▶ [Task prompt] List each line of the data in which the string "content" appears.

** start of Stored data **

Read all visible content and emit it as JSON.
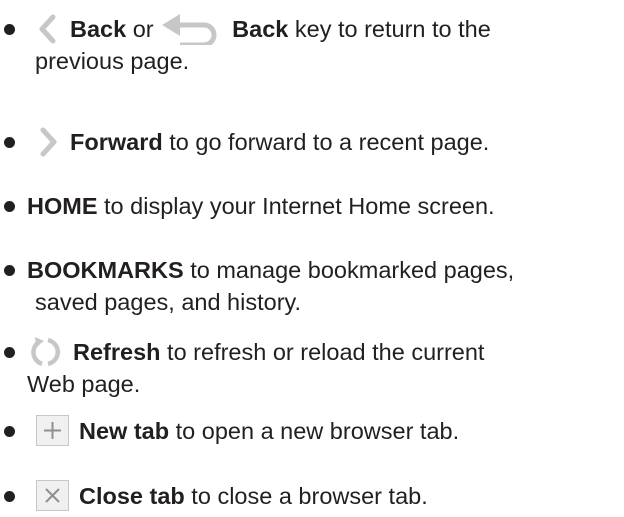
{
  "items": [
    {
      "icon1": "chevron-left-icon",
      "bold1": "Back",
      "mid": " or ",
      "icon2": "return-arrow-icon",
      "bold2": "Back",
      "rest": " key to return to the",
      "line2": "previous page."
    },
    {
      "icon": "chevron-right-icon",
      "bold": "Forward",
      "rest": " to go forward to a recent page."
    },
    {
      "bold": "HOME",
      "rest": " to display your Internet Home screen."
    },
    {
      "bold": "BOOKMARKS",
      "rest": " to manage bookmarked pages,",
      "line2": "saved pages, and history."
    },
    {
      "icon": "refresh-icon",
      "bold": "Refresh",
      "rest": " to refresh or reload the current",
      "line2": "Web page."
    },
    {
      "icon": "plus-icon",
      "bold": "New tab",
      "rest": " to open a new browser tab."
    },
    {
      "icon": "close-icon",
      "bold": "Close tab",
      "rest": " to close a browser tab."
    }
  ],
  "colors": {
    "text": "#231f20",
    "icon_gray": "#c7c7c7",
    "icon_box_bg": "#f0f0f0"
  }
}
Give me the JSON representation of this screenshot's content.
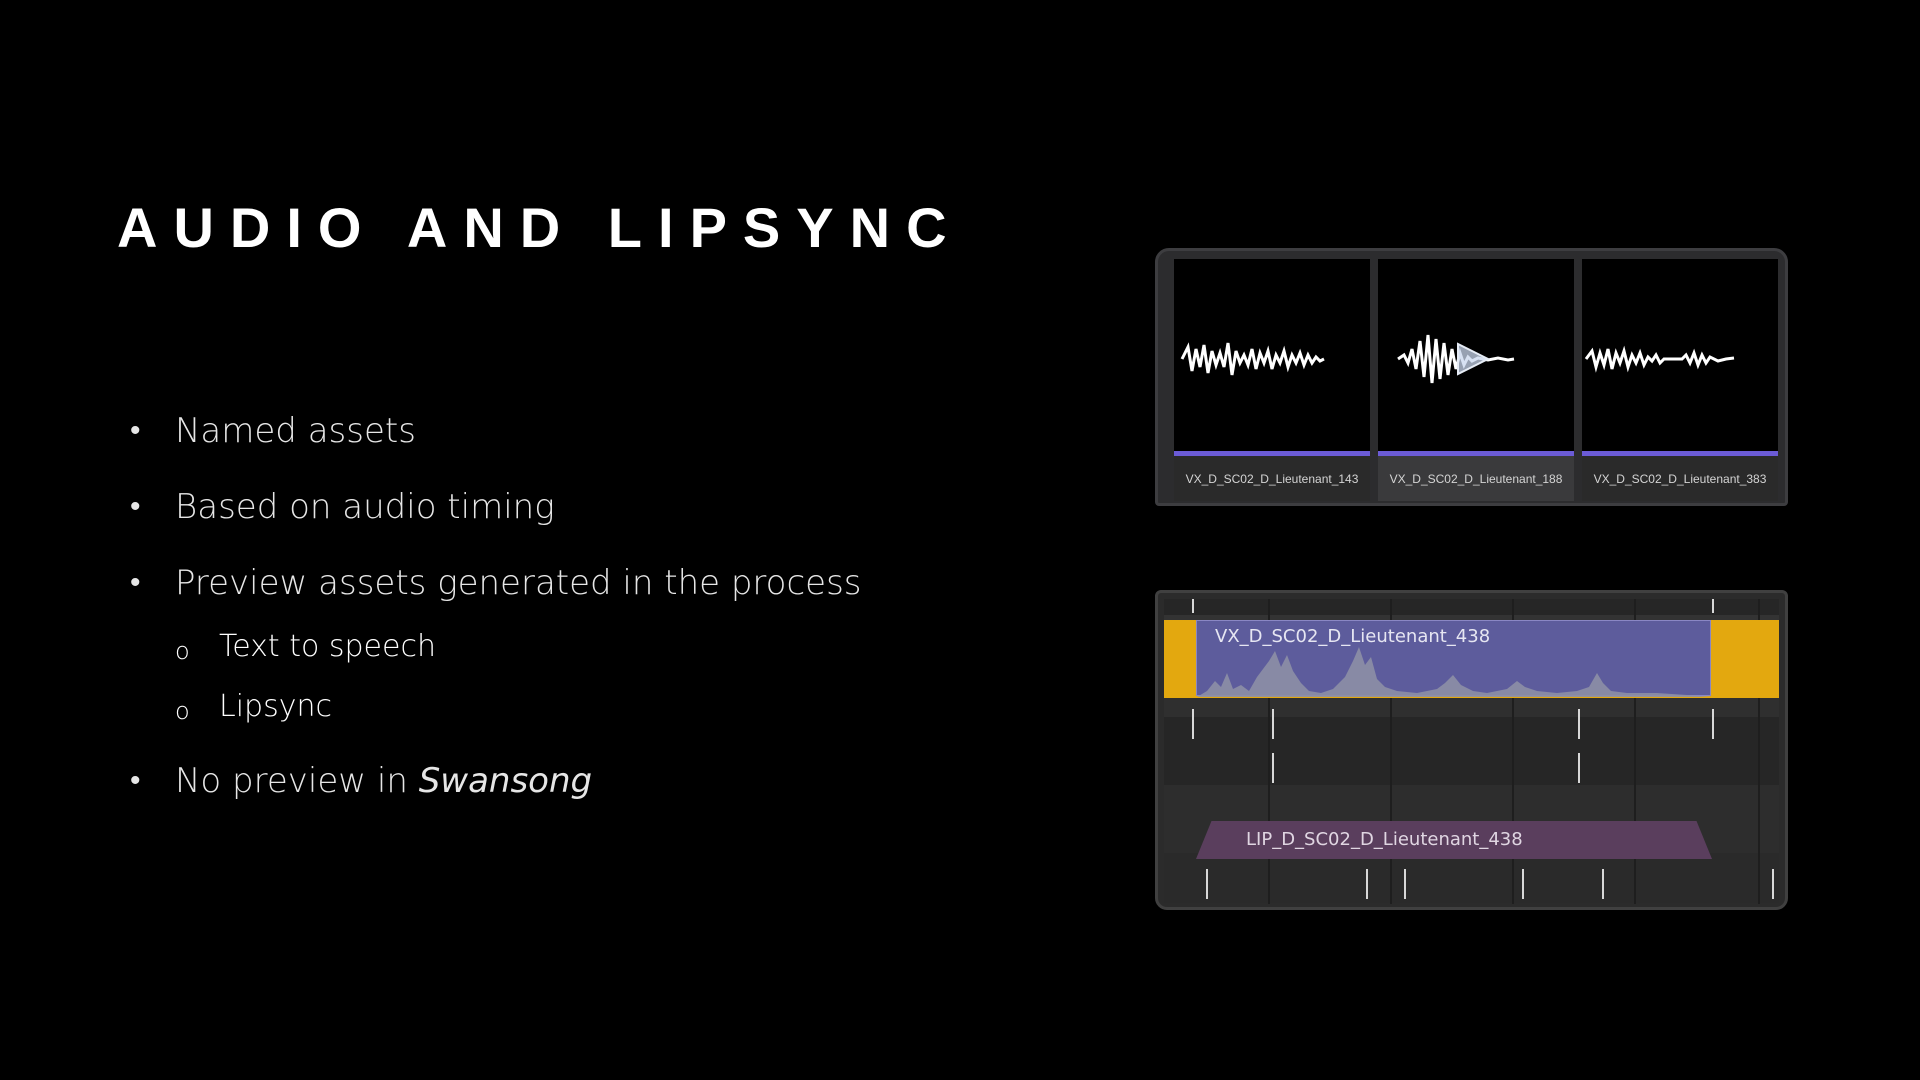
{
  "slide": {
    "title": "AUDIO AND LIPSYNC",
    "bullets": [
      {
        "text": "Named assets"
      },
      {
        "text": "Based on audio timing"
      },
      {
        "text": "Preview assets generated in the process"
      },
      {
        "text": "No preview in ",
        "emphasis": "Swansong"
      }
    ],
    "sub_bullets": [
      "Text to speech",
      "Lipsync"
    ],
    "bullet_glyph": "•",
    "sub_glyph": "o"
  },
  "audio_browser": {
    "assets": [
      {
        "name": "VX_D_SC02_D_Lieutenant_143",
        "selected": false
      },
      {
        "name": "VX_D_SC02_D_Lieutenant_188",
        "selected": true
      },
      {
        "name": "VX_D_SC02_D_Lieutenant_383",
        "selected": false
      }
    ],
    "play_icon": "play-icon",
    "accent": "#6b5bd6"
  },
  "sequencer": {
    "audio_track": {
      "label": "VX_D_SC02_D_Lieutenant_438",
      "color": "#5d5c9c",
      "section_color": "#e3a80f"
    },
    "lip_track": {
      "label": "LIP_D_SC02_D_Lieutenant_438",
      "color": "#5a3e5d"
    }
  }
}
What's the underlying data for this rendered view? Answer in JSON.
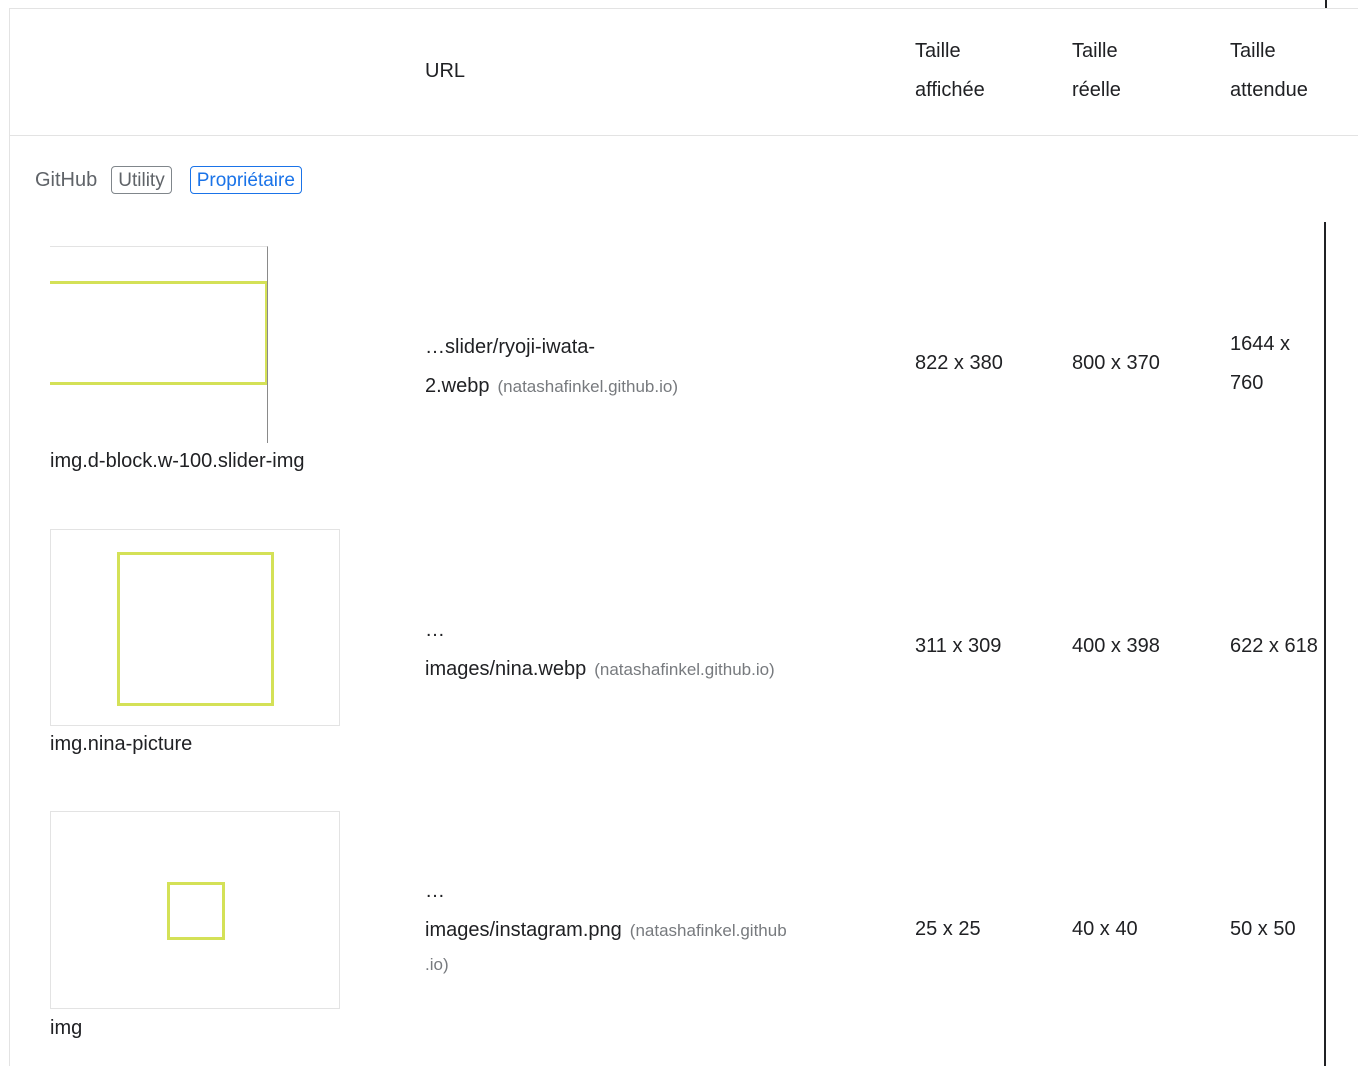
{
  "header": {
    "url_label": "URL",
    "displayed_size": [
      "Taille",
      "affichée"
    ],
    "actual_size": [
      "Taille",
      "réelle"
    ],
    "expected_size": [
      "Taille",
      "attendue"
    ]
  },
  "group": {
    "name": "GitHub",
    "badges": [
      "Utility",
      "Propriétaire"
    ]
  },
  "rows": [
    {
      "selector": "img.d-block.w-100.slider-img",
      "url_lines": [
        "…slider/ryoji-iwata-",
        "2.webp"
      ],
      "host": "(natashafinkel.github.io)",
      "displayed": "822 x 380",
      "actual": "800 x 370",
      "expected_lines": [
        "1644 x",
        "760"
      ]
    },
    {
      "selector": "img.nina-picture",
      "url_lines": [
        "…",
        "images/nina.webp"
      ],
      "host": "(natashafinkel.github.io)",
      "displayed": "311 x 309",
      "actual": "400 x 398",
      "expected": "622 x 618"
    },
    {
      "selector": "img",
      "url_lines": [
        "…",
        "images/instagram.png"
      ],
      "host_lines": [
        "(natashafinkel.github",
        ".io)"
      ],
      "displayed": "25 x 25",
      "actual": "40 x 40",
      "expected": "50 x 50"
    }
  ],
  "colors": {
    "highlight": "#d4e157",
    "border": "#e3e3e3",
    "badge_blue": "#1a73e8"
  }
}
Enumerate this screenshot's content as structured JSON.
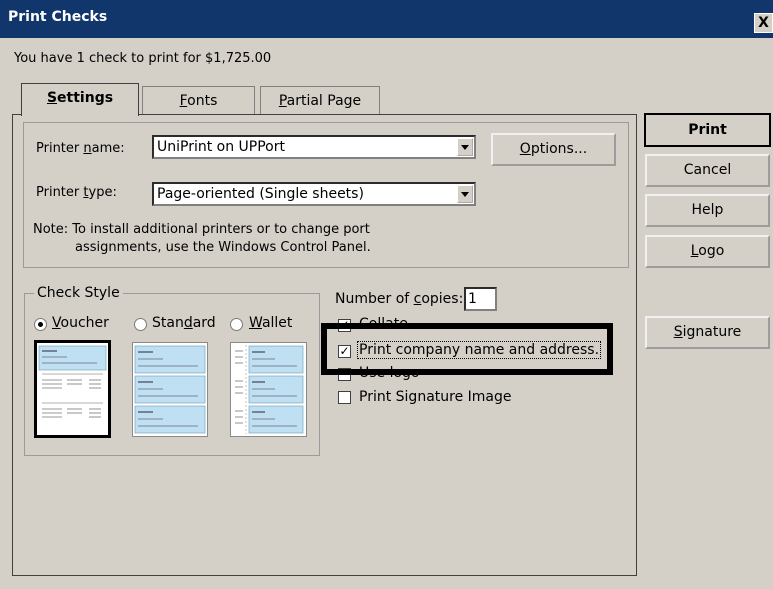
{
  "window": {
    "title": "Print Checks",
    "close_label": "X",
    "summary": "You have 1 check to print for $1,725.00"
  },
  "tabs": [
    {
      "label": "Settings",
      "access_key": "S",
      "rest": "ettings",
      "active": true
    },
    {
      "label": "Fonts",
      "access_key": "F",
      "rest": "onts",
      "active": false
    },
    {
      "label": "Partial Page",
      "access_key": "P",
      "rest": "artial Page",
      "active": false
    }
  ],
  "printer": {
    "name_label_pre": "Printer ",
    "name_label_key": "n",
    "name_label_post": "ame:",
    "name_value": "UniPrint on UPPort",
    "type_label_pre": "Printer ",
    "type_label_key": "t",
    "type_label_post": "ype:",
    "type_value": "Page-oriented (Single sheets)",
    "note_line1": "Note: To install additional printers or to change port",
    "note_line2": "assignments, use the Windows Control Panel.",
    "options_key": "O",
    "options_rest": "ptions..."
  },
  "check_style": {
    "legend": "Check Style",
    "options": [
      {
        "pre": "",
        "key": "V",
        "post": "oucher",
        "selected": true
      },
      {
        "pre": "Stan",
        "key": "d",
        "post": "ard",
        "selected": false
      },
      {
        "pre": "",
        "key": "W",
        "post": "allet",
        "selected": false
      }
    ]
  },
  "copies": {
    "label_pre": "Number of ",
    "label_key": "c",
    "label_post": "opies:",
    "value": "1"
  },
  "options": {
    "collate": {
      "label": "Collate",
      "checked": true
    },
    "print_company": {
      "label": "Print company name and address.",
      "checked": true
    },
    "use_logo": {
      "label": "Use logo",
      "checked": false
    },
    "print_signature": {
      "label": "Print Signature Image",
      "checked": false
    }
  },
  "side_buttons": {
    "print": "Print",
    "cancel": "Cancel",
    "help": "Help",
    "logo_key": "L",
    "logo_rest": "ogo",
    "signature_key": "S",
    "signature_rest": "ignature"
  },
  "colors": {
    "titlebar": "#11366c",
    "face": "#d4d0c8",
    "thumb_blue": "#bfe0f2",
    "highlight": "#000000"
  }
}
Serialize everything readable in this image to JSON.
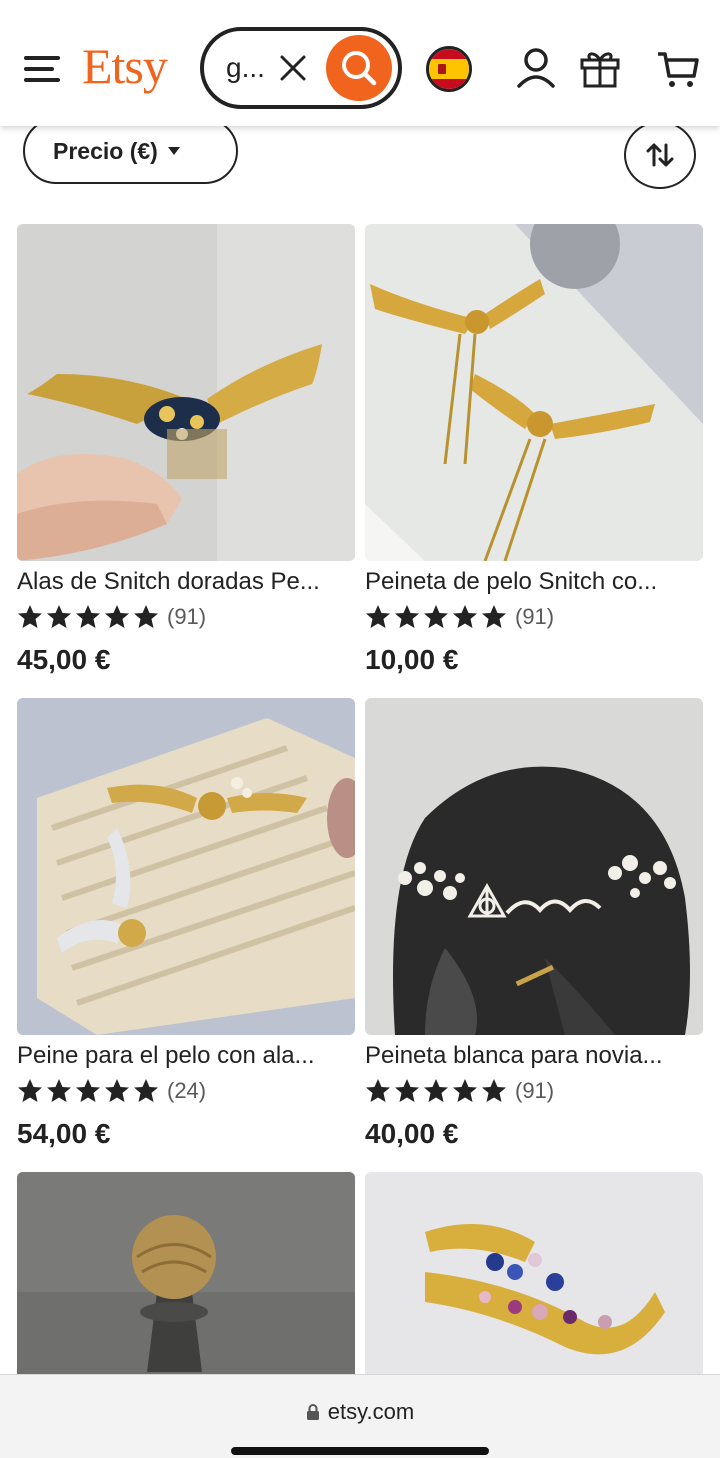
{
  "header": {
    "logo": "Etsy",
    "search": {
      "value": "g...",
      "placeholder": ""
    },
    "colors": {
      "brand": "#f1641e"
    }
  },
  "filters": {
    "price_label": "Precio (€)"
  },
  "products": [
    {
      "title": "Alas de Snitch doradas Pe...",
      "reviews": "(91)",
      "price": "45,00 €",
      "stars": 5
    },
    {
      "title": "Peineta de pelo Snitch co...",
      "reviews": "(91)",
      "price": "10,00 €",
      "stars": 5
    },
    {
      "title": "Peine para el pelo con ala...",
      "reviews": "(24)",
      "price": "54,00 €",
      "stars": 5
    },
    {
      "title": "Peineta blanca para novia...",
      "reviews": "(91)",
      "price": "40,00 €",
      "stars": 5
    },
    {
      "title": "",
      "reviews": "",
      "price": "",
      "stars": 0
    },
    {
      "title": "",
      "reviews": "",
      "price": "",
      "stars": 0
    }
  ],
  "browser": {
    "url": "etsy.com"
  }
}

** end of Stored data **

▶ [Output of the task]
Read all visible content and emit it as JSON.
Give me the JSON representation of this screenshot's content.
Enumerate this screenshot's content as structured JSON.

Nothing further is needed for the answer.